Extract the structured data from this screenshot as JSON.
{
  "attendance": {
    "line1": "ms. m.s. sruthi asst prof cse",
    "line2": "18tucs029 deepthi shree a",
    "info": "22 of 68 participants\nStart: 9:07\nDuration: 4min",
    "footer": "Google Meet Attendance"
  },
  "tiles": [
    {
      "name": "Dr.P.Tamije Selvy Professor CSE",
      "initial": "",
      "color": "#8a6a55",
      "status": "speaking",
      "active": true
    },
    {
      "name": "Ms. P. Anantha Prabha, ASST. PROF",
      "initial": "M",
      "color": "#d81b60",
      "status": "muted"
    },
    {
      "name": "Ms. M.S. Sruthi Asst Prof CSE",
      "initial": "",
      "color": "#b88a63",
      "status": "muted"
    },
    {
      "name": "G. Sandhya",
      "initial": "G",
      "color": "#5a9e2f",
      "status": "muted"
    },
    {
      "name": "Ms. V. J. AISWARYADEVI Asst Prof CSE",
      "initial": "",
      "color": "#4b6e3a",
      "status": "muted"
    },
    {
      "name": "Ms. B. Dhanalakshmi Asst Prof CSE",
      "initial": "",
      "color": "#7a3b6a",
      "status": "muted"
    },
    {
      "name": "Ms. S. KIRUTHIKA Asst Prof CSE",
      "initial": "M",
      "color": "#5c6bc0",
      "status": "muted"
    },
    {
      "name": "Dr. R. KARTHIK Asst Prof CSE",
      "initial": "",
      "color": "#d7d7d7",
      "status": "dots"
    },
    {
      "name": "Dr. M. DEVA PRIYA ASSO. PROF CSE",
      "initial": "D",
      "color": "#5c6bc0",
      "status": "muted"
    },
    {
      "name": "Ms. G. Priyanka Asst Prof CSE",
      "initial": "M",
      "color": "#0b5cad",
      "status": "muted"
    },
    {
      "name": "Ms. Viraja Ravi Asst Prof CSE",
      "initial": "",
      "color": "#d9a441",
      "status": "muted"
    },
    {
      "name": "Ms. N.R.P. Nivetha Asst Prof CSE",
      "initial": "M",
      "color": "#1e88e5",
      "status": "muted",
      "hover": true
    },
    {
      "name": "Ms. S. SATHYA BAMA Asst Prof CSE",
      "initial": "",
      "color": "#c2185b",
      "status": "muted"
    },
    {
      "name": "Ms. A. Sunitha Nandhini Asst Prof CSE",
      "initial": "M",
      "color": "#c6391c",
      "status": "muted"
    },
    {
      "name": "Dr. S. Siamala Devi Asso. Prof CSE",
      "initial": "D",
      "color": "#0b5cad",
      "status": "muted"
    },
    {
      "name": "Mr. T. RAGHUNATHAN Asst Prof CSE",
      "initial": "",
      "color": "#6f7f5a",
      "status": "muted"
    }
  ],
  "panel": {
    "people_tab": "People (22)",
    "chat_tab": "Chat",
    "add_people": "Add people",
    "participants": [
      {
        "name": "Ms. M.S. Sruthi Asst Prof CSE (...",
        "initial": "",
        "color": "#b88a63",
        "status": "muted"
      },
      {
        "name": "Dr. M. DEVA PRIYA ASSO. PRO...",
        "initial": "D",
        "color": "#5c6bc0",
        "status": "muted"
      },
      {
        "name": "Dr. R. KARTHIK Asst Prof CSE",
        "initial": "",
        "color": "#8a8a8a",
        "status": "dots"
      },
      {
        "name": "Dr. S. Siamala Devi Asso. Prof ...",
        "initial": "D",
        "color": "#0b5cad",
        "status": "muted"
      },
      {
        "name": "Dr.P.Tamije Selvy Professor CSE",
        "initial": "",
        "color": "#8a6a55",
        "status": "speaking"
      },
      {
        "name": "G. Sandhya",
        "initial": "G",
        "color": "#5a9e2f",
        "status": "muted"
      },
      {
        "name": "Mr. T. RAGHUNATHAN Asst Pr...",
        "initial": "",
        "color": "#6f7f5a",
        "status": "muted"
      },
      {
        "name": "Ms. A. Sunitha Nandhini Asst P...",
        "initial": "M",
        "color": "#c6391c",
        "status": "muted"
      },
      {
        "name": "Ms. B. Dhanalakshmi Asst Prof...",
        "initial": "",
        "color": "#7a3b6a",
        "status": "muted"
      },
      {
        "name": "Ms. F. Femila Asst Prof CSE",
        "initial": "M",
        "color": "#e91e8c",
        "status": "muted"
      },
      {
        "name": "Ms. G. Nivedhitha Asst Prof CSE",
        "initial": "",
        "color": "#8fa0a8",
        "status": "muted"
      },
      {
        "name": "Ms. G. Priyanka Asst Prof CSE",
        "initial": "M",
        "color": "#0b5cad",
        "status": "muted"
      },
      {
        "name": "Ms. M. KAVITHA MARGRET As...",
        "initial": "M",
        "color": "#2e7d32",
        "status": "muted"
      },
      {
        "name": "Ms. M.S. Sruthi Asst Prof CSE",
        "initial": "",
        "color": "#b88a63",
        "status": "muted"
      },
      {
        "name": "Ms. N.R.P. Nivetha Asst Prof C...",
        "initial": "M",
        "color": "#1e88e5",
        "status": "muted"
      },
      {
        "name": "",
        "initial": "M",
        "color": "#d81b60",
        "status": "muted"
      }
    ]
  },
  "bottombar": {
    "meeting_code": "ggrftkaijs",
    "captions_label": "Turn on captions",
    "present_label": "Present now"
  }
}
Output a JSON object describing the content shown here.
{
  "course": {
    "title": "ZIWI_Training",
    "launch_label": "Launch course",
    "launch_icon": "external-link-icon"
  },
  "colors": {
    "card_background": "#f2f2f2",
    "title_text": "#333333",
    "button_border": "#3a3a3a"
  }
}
━━━
- [PROBLEM STATEMENT]: Your answer should be a single number: the count of lines holding the word "KARTHIK".

- [RESPONSE TO THIS TASK]: 2